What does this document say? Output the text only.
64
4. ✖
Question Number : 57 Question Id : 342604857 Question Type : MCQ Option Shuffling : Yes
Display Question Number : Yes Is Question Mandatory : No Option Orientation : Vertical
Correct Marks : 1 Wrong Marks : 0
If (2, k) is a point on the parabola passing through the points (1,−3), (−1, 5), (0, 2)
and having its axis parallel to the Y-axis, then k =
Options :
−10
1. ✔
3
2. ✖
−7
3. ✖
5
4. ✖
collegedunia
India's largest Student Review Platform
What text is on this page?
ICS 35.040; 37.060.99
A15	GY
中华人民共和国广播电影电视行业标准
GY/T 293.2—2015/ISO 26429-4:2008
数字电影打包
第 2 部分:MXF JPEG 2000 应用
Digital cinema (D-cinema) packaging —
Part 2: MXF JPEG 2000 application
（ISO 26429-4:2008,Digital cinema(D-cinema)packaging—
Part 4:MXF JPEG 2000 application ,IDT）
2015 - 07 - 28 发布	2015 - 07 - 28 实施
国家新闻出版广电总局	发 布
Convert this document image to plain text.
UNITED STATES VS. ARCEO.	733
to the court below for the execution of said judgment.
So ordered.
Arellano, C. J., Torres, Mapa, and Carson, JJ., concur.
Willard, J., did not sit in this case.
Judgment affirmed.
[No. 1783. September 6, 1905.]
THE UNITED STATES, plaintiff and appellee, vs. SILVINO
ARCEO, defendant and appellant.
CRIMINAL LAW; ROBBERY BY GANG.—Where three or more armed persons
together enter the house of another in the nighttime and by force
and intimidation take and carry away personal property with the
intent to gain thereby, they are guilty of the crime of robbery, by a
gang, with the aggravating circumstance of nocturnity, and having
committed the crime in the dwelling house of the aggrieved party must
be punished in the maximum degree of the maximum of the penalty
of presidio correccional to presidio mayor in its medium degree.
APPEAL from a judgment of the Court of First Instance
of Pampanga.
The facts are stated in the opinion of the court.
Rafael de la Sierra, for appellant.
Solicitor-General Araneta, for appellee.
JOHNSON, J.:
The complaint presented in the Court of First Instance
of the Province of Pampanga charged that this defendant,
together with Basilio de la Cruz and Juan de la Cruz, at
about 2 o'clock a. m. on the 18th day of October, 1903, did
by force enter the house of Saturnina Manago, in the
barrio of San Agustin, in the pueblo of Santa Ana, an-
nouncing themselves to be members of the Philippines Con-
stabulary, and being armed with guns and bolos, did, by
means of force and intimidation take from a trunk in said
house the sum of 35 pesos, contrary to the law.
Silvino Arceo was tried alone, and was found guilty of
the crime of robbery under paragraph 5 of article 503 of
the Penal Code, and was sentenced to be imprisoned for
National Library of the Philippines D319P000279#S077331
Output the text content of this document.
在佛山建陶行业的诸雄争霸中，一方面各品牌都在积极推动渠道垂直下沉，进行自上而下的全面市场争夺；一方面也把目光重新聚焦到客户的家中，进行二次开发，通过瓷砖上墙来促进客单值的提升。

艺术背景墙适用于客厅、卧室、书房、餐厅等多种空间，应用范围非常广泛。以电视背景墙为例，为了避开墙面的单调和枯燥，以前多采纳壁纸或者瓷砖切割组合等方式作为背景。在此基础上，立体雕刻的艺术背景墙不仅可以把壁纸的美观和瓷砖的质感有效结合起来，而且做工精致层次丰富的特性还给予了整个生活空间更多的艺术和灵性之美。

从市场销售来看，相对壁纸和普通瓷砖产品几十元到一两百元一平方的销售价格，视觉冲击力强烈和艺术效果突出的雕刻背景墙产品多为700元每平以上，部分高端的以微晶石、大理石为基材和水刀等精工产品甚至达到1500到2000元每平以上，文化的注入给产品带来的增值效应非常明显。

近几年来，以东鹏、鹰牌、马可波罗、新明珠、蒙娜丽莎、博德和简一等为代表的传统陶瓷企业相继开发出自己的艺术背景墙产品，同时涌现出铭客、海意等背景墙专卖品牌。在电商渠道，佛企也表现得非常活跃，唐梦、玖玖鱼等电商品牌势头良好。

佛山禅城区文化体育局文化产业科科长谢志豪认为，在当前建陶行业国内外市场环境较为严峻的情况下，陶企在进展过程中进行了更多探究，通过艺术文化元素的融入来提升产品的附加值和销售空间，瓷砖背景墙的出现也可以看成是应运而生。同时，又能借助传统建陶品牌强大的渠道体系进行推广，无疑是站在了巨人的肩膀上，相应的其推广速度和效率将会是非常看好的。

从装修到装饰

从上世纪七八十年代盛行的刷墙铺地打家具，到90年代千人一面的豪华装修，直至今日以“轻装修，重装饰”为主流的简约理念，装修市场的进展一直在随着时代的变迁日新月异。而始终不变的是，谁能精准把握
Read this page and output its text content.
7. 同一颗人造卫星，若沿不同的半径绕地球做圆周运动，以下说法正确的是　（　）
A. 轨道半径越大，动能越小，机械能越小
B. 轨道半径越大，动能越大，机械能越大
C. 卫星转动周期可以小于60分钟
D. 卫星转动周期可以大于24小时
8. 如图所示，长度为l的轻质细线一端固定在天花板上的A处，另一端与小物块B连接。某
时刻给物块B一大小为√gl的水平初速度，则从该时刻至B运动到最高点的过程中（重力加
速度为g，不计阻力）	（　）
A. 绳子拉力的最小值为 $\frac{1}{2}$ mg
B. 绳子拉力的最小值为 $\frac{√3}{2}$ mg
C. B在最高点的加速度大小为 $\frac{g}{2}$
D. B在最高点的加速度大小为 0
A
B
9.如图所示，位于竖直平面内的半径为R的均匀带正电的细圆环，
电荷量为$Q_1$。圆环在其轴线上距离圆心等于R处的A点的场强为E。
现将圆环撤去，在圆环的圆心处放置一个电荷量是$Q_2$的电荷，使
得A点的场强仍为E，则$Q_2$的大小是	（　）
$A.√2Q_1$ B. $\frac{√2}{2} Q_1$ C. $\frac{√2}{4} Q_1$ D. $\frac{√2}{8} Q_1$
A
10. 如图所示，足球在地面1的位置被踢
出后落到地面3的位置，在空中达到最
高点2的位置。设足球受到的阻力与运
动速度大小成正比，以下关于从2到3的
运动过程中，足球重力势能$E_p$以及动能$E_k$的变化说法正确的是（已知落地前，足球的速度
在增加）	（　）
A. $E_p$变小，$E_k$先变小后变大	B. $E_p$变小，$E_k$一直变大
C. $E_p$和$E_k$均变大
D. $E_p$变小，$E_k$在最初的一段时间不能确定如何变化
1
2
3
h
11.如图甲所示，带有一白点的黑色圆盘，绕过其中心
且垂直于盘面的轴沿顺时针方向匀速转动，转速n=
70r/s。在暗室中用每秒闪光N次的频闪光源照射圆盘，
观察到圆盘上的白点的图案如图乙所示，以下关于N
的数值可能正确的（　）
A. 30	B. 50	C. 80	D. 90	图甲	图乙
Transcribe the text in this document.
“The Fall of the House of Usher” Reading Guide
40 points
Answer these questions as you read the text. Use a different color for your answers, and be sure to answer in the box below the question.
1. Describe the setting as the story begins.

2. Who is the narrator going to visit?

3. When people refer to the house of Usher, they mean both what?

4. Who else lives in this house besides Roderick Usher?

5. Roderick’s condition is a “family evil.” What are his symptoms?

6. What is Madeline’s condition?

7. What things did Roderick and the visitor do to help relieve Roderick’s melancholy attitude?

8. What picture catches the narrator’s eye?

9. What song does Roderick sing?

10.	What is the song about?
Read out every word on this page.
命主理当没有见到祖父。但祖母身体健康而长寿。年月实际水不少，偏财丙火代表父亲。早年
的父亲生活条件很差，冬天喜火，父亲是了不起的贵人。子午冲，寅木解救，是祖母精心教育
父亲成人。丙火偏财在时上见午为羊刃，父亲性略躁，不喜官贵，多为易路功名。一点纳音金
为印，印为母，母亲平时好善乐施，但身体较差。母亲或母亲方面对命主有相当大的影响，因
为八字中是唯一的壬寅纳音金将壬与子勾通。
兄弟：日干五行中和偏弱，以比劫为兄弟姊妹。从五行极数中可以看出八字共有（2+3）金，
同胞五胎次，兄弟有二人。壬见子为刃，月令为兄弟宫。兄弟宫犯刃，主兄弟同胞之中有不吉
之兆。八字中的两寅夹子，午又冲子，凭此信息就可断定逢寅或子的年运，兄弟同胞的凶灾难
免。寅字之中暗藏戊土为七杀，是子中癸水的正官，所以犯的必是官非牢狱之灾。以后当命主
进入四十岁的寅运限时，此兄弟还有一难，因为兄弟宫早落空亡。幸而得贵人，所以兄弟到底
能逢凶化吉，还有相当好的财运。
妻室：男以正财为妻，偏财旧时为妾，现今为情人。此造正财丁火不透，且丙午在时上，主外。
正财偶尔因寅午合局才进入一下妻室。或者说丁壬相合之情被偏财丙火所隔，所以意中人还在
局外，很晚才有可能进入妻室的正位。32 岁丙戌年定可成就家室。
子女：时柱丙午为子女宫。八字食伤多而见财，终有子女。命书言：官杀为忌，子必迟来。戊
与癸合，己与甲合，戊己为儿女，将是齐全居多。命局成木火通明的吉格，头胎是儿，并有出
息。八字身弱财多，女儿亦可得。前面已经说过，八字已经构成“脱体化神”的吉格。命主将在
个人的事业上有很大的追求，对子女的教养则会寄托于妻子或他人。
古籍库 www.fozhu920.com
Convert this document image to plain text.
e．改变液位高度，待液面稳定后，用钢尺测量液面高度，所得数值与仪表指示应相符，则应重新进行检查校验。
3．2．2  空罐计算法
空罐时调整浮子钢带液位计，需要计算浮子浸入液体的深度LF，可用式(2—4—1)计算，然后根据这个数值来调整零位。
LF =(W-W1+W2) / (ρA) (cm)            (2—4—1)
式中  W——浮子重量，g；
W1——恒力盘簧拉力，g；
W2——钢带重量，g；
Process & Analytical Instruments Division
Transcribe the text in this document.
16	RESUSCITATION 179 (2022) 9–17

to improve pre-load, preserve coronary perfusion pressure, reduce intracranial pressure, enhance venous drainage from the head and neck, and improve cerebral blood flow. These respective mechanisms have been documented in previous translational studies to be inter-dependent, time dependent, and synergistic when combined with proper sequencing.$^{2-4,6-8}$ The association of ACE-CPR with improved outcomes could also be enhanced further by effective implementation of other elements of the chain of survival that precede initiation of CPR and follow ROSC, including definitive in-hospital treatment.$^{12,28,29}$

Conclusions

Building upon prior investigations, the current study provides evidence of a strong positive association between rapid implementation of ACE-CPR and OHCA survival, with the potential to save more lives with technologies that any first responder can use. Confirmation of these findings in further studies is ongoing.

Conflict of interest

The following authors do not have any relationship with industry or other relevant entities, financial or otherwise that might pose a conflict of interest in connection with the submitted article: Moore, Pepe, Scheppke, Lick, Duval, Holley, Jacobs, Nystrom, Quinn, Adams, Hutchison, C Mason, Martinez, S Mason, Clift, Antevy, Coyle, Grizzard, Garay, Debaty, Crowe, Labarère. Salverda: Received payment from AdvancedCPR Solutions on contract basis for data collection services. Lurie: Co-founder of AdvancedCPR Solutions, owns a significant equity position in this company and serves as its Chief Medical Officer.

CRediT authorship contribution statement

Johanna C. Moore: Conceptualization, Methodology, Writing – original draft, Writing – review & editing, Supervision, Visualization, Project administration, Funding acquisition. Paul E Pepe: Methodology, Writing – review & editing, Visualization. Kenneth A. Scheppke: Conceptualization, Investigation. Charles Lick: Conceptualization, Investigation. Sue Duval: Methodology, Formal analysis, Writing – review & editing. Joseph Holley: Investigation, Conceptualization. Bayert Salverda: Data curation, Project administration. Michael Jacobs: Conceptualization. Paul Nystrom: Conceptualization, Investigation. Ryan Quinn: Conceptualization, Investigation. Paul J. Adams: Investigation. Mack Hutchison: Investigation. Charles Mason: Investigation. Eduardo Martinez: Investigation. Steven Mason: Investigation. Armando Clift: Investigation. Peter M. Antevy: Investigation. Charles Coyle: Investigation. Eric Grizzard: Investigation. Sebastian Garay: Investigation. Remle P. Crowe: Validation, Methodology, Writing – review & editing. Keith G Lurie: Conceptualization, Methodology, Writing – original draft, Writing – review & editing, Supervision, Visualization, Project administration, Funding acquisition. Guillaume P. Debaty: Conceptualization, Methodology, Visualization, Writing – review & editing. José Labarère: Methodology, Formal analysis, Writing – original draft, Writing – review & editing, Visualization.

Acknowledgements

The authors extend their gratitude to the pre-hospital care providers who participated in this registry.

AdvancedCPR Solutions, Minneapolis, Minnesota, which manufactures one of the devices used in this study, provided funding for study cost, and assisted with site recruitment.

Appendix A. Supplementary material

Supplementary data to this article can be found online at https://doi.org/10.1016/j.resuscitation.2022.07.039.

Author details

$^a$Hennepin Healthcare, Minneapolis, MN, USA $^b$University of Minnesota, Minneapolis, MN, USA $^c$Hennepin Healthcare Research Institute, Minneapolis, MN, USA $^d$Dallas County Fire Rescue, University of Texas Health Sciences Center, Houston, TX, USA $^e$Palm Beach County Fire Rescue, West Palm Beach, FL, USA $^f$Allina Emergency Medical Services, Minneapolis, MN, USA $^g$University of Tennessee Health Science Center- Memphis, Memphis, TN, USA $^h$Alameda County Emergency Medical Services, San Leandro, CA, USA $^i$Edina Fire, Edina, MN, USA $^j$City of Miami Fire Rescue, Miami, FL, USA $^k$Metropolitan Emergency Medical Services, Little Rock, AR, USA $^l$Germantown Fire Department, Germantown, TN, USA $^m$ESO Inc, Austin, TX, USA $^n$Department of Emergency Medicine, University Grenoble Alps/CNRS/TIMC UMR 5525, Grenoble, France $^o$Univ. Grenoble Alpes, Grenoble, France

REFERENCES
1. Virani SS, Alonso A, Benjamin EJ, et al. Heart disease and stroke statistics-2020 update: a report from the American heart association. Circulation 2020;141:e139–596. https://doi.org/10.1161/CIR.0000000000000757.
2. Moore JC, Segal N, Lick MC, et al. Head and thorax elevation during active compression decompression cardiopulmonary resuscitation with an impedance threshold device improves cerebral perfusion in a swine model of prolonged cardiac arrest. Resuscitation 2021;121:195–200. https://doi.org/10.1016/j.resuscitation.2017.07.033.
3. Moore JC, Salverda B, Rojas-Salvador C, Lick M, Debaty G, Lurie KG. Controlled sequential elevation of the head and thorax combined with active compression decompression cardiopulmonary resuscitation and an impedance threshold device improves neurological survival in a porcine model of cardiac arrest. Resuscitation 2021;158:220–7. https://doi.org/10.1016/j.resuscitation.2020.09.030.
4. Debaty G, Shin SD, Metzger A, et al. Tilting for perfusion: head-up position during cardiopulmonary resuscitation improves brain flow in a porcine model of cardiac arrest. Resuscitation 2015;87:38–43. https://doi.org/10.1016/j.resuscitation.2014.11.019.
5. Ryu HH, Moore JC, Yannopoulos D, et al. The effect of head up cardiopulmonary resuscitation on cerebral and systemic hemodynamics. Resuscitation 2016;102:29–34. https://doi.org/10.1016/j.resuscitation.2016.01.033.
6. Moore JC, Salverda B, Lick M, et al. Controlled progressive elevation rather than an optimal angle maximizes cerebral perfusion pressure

==============================

#### [SHORT EXERCISE]
List every line above containing the word "song".

#### [TASK ANSWER]
9. What song does Roderick sing?
10.	What is the song about?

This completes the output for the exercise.